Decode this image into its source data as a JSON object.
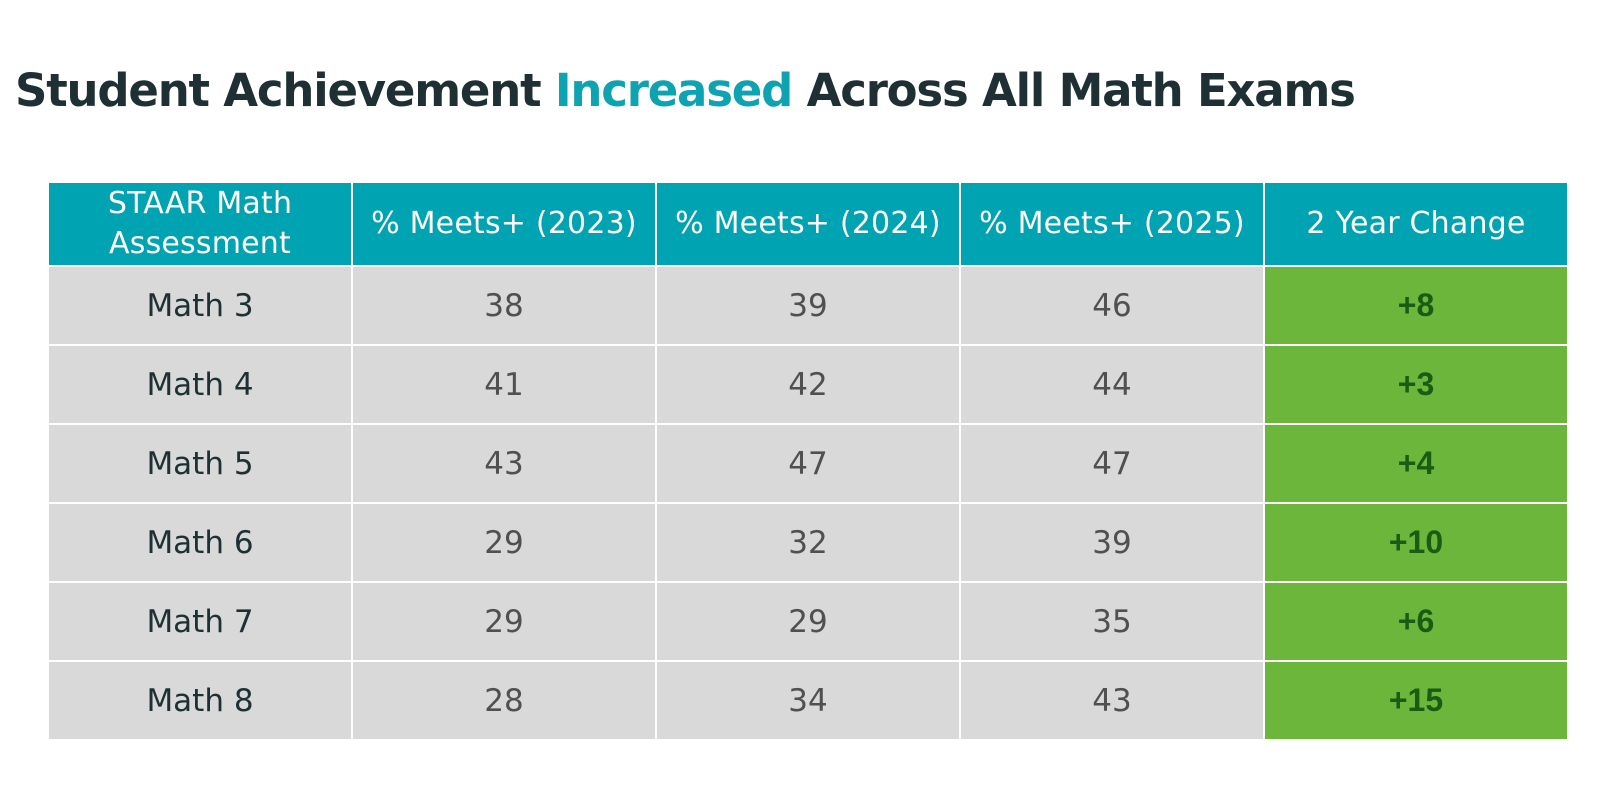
{
  "title": {
    "before": "Student Achievement ",
    "highlight": "Increased",
    "after": " Across All Math Exams"
  },
  "colors": {
    "title_text": "#1e3034",
    "title_accent": "#0ea3b1",
    "header_bg": "#00a3b1",
    "row_bg": "#d9d9d9",
    "change_bg": "#6db63c",
    "change_text": "#1a5c12"
  },
  "table": {
    "headers": {
      "assessment_line1": "STAAR Math",
      "assessment_line2": "Assessment",
      "y2023": "% Meets+ (2023)",
      "y2024": "% Meets+ (2024)",
      "y2025": "% Meets+ (2025)",
      "change": "2 Year Change"
    },
    "rows": [
      {
        "assessment": "Math 3",
        "y2023": "38",
        "y2024": "39",
        "y2025": "46",
        "change": "+8"
      },
      {
        "assessment": "Math 4",
        "y2023": "41",
        "y2024": "42",
        "y2025": "44",
        "change": "+3"
      },
      {
        "assessment": "Math 5",
        "y2023": "43",
        "y2024": "47",
        "y2025": "47",
        "change": "+4"
      },
      {
        "assessment": "Math 6",
        "y2023": "29",
        "y2024": "32",
        "y2025": "39",
        "change": "+10"
      },
      {
        "assessment": "Math 7",
        "y2023": "29",
        "y2024": "29",
        "y2025": "35",
        "change": "+6"
      },
      {
        "assessment": "Math 8",
        "y2023": "28",
        "y2024": "34",
        "y2025": "43",
        "change": "+15"
      }
    ]
  }
}
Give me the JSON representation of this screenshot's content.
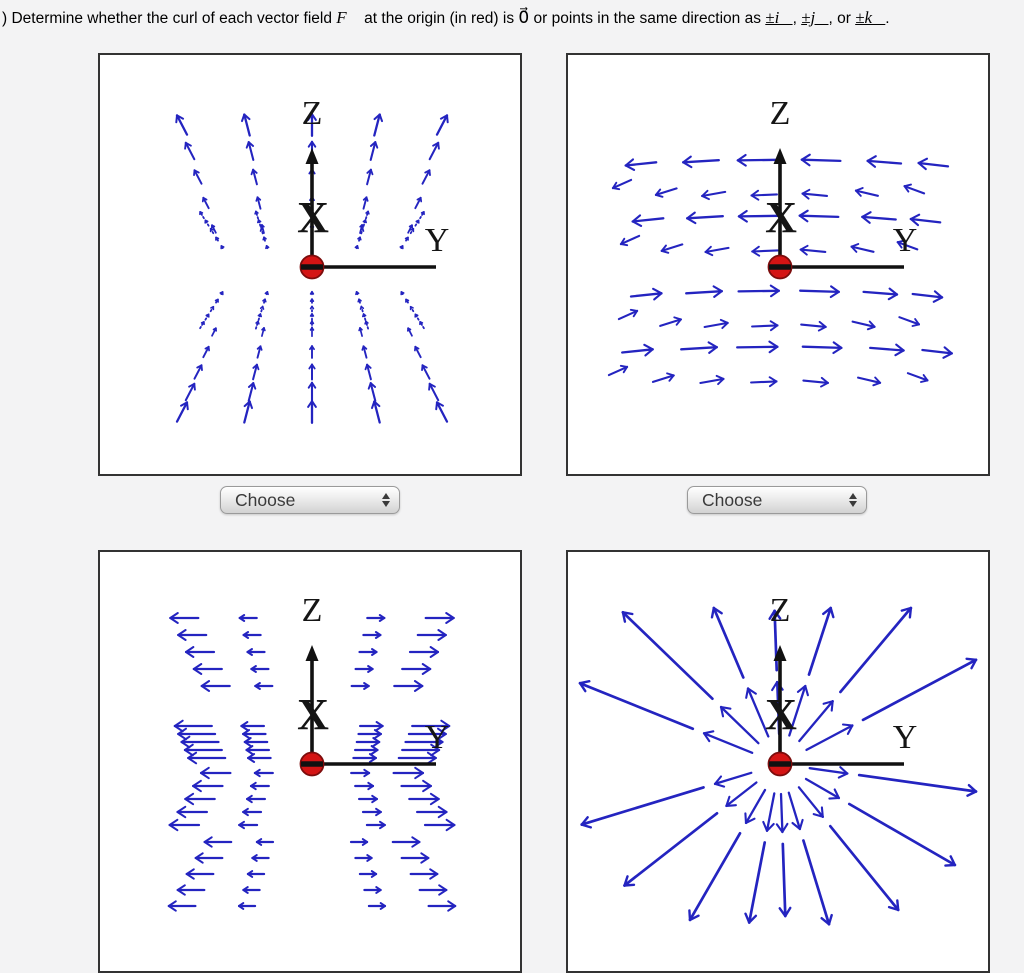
{
  "question": {
    "text_start": ") Determine whether the curl of each vector field ",
    "f_vector": "F⃗",
    "text_mid1": " at the origin (in red) is ",
    "zero_vector": "0⃗",
    "text_mid2": " or points in the same direction as ",
    "i_vector": "±i⃗",
    "sep1": ", ",
    "j_vector": "±j⃗",
    "sep2": ", or ",
    "k_vector": "±k⃗",
    "period": "."
  },
  "colors": {
    "arrow_blue": "#2424c0",
    "axis_black": "#111111",
    "origin_red": "#d41414",
    "origin_rim": "#7c0c0c",
    "panel_border": "#333333",
    "page_bg": "#f3f3f4"
  },
  "panels": [
    {
      "id": "a",
      "axis_labels": {
        "z": "Z",
        "x": "X",
        "y": "Y"
      },
      "pattern": "fountain",
      "description": "small blue arrows pointing up-outward above the origin, up-inward below, nearly zero near the z=0 plane",
      "dropdown": {
        "label": "Choose"
      }
    },
    {
      "id": "b",
      "axis_labels": {
        "z": "Z",
        "x": "X",
        "y": "Y"
      },
      "pattern": "swirl",
      "description": "horizontal arrow rings: pointing left above the origin plane, pointing right below",
      "dropdown": {
        "label": "Choose"
      }
    },
    {
      "id": "c",
      "axis_labels": {
        "z": "Z",
        "x": "X",
        "y": "Y"
      },
      "pattern": "horizontal-outward",
      "description": "horizontal arrows pointing away from the z-axis, longer farther out"
    },
    {
      "id": "d",
      "axis_labels": {
        "z": "Z",
        "x": "X",
        "y": "Y"
      },
      "pattern": "radial-burst",
      "description": "long straight arrows radiating outward from the origin in all directions"
    }
  ]
}
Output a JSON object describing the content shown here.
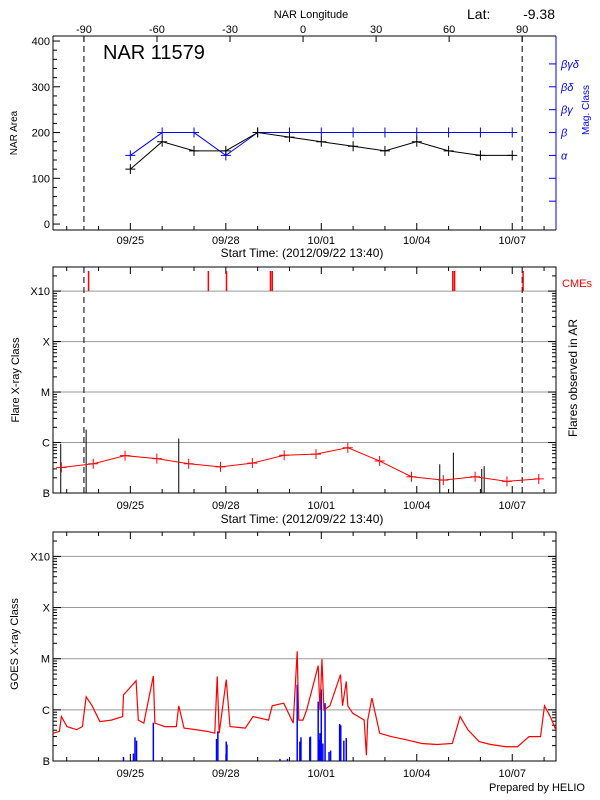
{
  "header": {
    "lat_label": "Lat:",
    "lat_value": "-9.38",
    "footer": "Prepared by HELIO"
  },
  "colors": {
    "nar_area": "#000000",
    "mag_class": "#0000ff",
    "flare_avg": "#ff0000",
    "cme": "#ff0000",
    "ar_flares": "#000000",
    "goes_flux": "#ff0000",
    "goes_flares": "#0000ff",
    "grid": "#999999"
  },
  "chart_data": [
    {
      "type": "line",
      "title": "NAR 11579",
      "top_axis_label": "NAR Longitude",
      "top_axis_ticks": [
        "-90",
        "-60",
        "-30",
        "0",
        "30",
        "60",
        "90"
      ],
      "xlabel": "Start Time: (2012/09/22 13:40)",
      "xlim": [
        "2012-09-22 13:40",
        "2012-10-08 09:00"
      ],
      "x_tick_labels": [
        "09/25",
        "09/28",
        "10/01",
        "10/04",
        "10/07"
      ],
      "ylabel": "NAR Area",
      "ylim": [
        -13,
        411
      ],
      "y_ticks": [
        0,
        100,
        200,
        300,
        400
      ],
      "y2label": "Mag. Class",
      "y2_ticks": [
        {
          "value": 50,
          "label": ""
        },
        {
          "value": 100,
          "label": ""
        },
        {
          "value": 150,
          "label": "α"
        },
        {
          "value": 200,
          "label": "β"
        },
        {
          "value": 250,
          "label": "βγ"
        },
        {
          "value": 300,
          "label": "βδ"
        },
        {
          "value": 350,
          "label": "βγδ"
        }
      ],
      "limb_crossings": [
        "2012-09-23 13:00",
        "2012-10-07 07:30"
      ],
      "x": [
        "2012-09-25 00:00",
        "2012-09-26 00:00",
        "2012-09-27 00:00",
        "2012-09-28 00:00",
        "2012-09-29 00:00",
        "2012-09-30 00:00",
        "2012-10-01 00:00",
        "2012-10-02 00:00",
        "2012-10-03 00:00",
        "2012-10-04 00:00",
        "2012-10-05 00:00",
        "2012-10-06 00:00",
        "2012-10-07 00:00"
      ],
      "series": [
        {
          "name": "NAR Area",
          "values": [
            120,
            180,
            160,
            160,
            200,
            190,
            180,
            170,
            160,
            180,
            160,
            150,
            150
          ]
        },
        {
          "name": "Mag. Class",
          "values": [
            "α",
            "β",
            "β",
            "α",
            "β",
            "β",
            "β",
            "β",
            "β",
            "β",
            "β",
            "β",
            "β"
          ]
        }
      ]
    },
    {
      "type": "line",
      "xlabel": "Start Time: (2012/09/22 13:40)",
      "xlim": [
        "2012-09-22 13:40",
        "2012-10-08 09:00"
      ],
      "x_tick_labels": [
        "09/25",
        "09/28",
        "10/01",
        "10/04",
        "10/07"
      ],
      "ylabel": "Flare X-ray Class",
      "y2label": "Flares observed in AR",
      "yscale": "log",
      "ylim": [
        1e-07,
        0.003
      ],
      "y_ticks": [
        {
          "value": 1e-07,
          "label": "B"
        },
        {
          "value": 1e-06,
          "label": "C"
        },
        {
          "value": 1e-05,
          "label": "M"
        },
        {
          "value": 0.0001,
          "label": "X"
        },
        {
          "value": 0.001,
          "label": "X10"
        }
      ],
      "grid": true,
      "cme_label": "CMEs",
      "limb_crossings": [
        "2012-09-23 13:00",
        "2012-10-07 07:30"
      ],
      "cmes": [
        "2012-09-23 16:30",
        "2012-09-27 10:50",
        "2012-09-28 00:30",
        "2012-09-29 09:40",
        "2012-09-29 11:00",
        "2012-10-05 03:10",
        "2012-10-05 04:30",
        "2012-10-07 08:10"
      ],
      "ar_flares": [
        {
          "time": "2012-09-22 19:30",
          "flux": 9.4e-07
        },
        {
          "time": "2012-09-23 14:40",
          "flux": 1.8e-06
        },
        {
          "time": "2012-09-26 12:30",
          "flux": 1.2e-06
        },
        {
          "time": "2012-10-04 17:20",
          "flux": 3.7e-07
        },
        {
          "time": "2012-10-05 03:36",
          "flux": 6.3e-07
        },
        {
          "time": "2012-10-06 01:00",
          "flux": 3e-07
        },
        {
          "time": "2012-10-06 02:50",
          "flux": 3.4e-07
        }
      ],
      "x": [
        "2012-09-22 20:00",
        "2012-09-23 20:00",
        "2012-09-24 20:00",
        "2012-09-25 20:00",
        "2012-09-26 20:00",
        "2012-09-27 20:00",
        "2012-09-28 20:00",
        "2012-09-29 20:00",
        "2012-09-30 20:00",
        "2012-10-01 20:00",
        "2012-10-02 20:00",
        "2012-10-03 20:00",
        "2012-10-04 20:00",
        "2012-10-05 20:00",
        "2012-10-06 20:00",
        "2012-10-07 20:00"
      ],
      "values": [
        3.2e-07,
        3.8e-07,
        5.5e-07,
        4.8e-07,
        3.8e-07,
        3.3e-07,
        3.9e-07,
        5.6e-07,
        5.9e-07,
        7.9e-07,
        4.3e-07,
        2.1e-07,
        1.8e-07,
        2.1e-07,
        1.7e-07,
        1.9e-07
      ]
    },
    {
      "type": "line",
      "xlim": [
        "2012-09-22 13:40",
        "2012-10-08 09:00"
      ],
      "x_tick_labels": [
        "09/25",
        "09/28",
        "10/01",
        "10/04",
        "10/07"
      ],
      "ylabel": "GOES X-ray Class",
      "yscale": "log",
      "ylim": [
        1e-07,
        0.003
      ],
      "y_ticks": [
        {
          "value": 1e-07,
          "label": "B"
        },
        {
          "value": 1e-06,
          "label": "C"
        },
        {
          "value": 1e-05,
          "label": "M"
        },
        {
          "value": 0.0001,
          "label": "X"
        },
        {
          "value": 0.001,
          "label": "X10"
        }
      ],
      "grid": true,
      "goes_flux": [
        [
          "2012-09-22 13:40",
          3.5e-07
        ],
        [
          "2012-09-22 18:30",
          3.8e-07
        ],
        [
          "2012-09-22 20:00",
          7.4e-07
        ],
        [
          "2012-09-23 00:15",
          4.7e-07
        ],
        [
          "2012-09-23 07:30",
          4.1e-07
        ],
        [
          "2012-09-23 11:50",
          4.7e-07
        ],
        [
          "2012-09-23 14:40",
          1.8e-06
        ],
        [
          "2012-09-23 19:10",
          1.2e-06
        ],
        [
          "2012-09-24 01:00",
          5.9e-07
        ],
        [
          "2012-09-24 09:40",
          6.3e-07
        ],
        [
          "2012-09-24 18:10",
          7.4e-07
        ],
        [
          "2012-09-24 18:50",
          1.96e-06
        ],
        [
          "2012-09-25 04:20",
          3.7e-06
        ],
        [
          "2012-09-25 06:00",
          6.3e-07
        ],
        [
          "2012-09-25 10:10",
          5.5e-07
        ],
        [
          "2012-09-25 17:20",
          4.6e-06
        ],
        [
          "2012-09-25 18:30",
          5.5e-07
        ],
        [
          "2012-09-26 02:00",
          4.7e-07
        ],
        [
          "2012-09-26 10:40",
          4.7e-07
        ],
        [
          "2012-09-26 12:30",
          1.2e-06
        ],
        [
          "2012-09-26 16:30",
          4.4e-07
        ],
        [
          "2012-09-27 01:10",
          4.1e-07
        ],
        [
          "2012-09-27 09:50",
          3.8e-07
        ],
        [
          "2012-09-27 15:40",
          3.5e-07
        ],
        [
          "2012-09-27 17:30",
          4.5e-06
        ],
        [
          "2012-09-27 19:00",
          3.5e-07
        ],
        [
          "2012-09-28 00:20",
          3.9e-06
        ],
        [
          "2012-09-28 03:10",
          4.7e-07
        ],
        [
          "2012-09-28 14:40",
          4.4e-07
        ],
        [
          "2012-09-28 20:30",
          7.4e-07
        ],
        [
          "2012-09-29 08:10",
          6.3e-07
        ],
        [
          "2012-09-29 11:00",
          1.2e-06
        ],
        [
          "2012-09-29 19:40",
          1.35e-06
        ],
        [
          "2012-09-30 02:50",
          5.5e-07
        ],
        [
          "2012-09-30 05:50",
          1.4e-05
        ],
        [
          "2012-09-30 07:00",
          6.3e-07
        ],
        [
          "2012-09-30 10:10",
          6.3e-07
        ],
        [
          "2012-09-30 13:00",
          1e-06
        ],
        [
          "2012-09-30 21:40",
          7.3e-06
        ],
        [
          "2012-09-30 23:00",
          1e-06
        ],
        [
          "2012-10-01 00:30",
          9.8e-06
        ],
        [
          "2012-10-01 02:00",
          1e-06
        ],
        [
          "2012-10-01 06:30",
          1.2e-06
        ],
        [
          "2012-10-01 14:30",
          4.9e-06
        ],
        [
          "2012-10-01 16:00",
          1.2e-06
        ],
        [
          "2012-10-01 18:50",
          3.6e-06
        ],
        [
          "2012-10-01 20:00",
          1.2e-06
        ],
        [
          "2012-10-01 23:40",
          8.6e-07
        ],
        [
          "2012-10-02 08:20",
          6.3e-07
        ],
        [
          "2012-10-02 10:00",
          1.3e-07
        ],
        [
          "2012-10-02 11:00",
          6.3e-07
        ],
        [
          "2012-10-02 14:10",
          1.7e-06
        ],
        [
          "2012-10-02 20:00",
          3.5e-07
        ],
        [
          "2012-10-03 04:40",
          3e-07
        ],
        [
          "2012-10-03 16:10",
          2.6e-07
        ],
        [
          "2012-10-04 03:50",
          2.2e-07
        ],
        [
          "2012-10-04 15:20",
          2.1e-07
        ],
        [
          "2012-10-05 02:50",
          2.2e-07
        ],
        [
          "2012-10-05 08:40",
          7.4e-07
        ],
        [
          "2012-10-05 14:30",
          4.1e-07
        ],
        [
          "2012-10-05 23:00",
          2.4e-07
        ],
        [
          "2012-10-06 07:50",
          2.1e-07
        ],
        [
          "2012-10-06 19:20",
          1.9e-07
        ],
        [
          "2012-10-07 04:00",
          1.9e-07
        ],
        [
          "2012-10-07 12:40",
          3e-07
        ],
        [
          "2012-10-07 21:20",
          3e-07
        ],
        [
          "2012-10-08 00:20",
          1.2e-06
        ],
        [
          "2012-10-08 04:40",
          7.4e-07
        ],
        [
          "2012-10-08 08:50",
          4.1e-07
        ]
      ],
      "goes_flares": [
        [
          "2012-09-24 18:50",
          1.2e-07
        ],
        [
          "2012-09-25 02:20",
          1.4e-07
        ],
        [
          "2012-09-25 03:30",
          2.9e-07
        ],
        [
          "2012-09-25 04:40",
          2.5e-07
        ],
        [
          "2012-09-25 17:20",
          5.6e-07
        ],
        [
          "2012-09-27 17:00",
          2.7e-07
        ],
        [
          "2012-09-27 18:00",
          3.8e-07
        ],
        [
          "2012-09-28 00:20",
          2.4e-07
        ],
        [
          "2012-09-28 00:50",
          2.1e-07
        ],
        [
          "2012-09-29 16:50",
          1.1e-07
        ],
        [
          "2012-09-29 22:30",
          1.1e-07
        ],
        [
          "2012-09-30 05:50",
          3.1e-06
        ],
        [
          "2012-09-30 07:50",
          2.4e-07
        ],
        [
          "2012-09-30 08:40",
          2.9e-07
        ],
        [
          "2012-09-30 15:20",
          2.9e-07
        ],
        [
          "2012-09-30 15:50",
          3e-07
        ],
        [
          "2012-09-30 21:40",
          1.45e-06
        ],
        [
          "2012-09-30 22:20",
          2.6e-07
        ],
        [
          "2012-09-30 23:00",
          3.5e-07
        ],
        [
          "2012-10-01 00:00",
          2.5e-06
        ],
        [
          "2012-10-01 01:10",
          2.2e-07
        ],
        [
          "2012-10-01 02:50",
          1.35e-06
        ],
        [
          "2012-10-01 05:50",
          1.5e-07
        ],
        [
          "2012-10-01 07:00",
          1.6e-07
        ],
        [
          "2012-10-01 13:50",
          5.3e-07
        ],
        [
          "2012-10-01 14:40",
          5e-07
        ],
        [
          "2012-10-01 17:00",
          2.5e-07
        ],
        [
          "2012-10-01 18:50",
          2.8e-07
        ]
      ]
    }
  ]
}
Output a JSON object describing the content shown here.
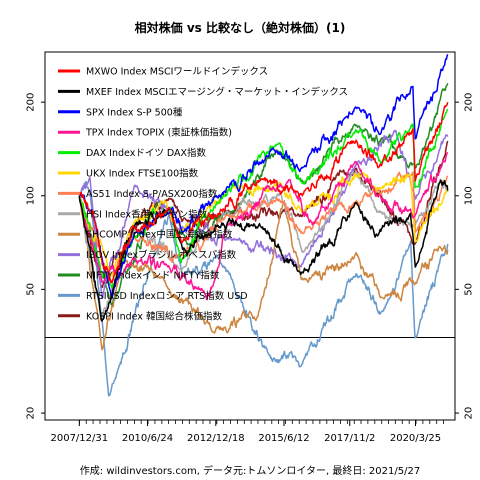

> Task instructions:
Search the data for "below" and list every line in which it occurs.

> Exercise response:
      "description": "small blue arrows pointing up-outward above the origin, up-inward below, nearly zero near the z=0 plane",
      "description": "horizontal arrow rings: pointing left above the origin plane, pointing right below",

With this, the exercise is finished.